Write out each line of the material again, word for word.

#### MATERIAL PROVIDED

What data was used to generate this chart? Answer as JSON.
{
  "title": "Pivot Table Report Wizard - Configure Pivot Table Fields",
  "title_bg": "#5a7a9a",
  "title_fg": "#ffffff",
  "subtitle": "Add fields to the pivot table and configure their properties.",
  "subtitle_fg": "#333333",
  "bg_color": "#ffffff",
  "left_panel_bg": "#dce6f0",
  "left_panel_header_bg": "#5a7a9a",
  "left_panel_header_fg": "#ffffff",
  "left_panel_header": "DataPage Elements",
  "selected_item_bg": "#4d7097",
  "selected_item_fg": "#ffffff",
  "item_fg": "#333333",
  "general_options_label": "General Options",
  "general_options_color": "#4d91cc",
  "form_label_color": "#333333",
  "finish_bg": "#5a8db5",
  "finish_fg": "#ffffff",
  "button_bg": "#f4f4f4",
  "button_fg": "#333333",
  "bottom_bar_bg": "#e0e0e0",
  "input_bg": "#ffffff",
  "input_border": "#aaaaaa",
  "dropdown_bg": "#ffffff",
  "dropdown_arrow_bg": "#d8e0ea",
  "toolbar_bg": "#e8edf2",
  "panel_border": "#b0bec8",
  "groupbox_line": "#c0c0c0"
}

########

**RESULT FOR THIS EXERCISE:**
What data was used to generate this chart? Answer as JSON.
{
  "title": "Pivot Table Report Wizard - Configure Pivot Table Fields",
  "title_bg": "#5a7a9a",
  "title_fg": "#ffffff",
  "subtitle": "Add fields to the pivot table and configure their properties.",
  "subtitle_fg": "#333333",
  "bg_color": "#ffffff",
  "left_panel_bg": "#dce6f0",
  "left_panel_header_bg": "#5a7a9a",
  "left_panel_header_fg": "#ffffff",
  "left_panel_header": "DataPage Elements",
  "selected_item_bg": "#4d7097",
  "selected_item_fg": "#ffffff",
  "item_fg": "#333333",
  "general_options_label": "General Options",
  "general_options_color": "#4d91cc",
  "form_label_color": "#333333",
  "finish_bg": "#5a8db5",
  "finish_fg": "#ffffff",
  "button_bg": "#f4f4f4",
  "button_fg": "#333333",
  "bottom_bar_bg": "#e0e0e0",
  "input_bg": "#ffffff",
  "input_border": "#aaaaaa",
  "dropdown_bg": "#ffffff",
  "dropdown_arrow_bg": "#d8e0ea",
  "toolbar_bg": "#e8edf2",
  "panel_border": "#b0bec8",
  "groupbox_line": "#c0c0c0"
}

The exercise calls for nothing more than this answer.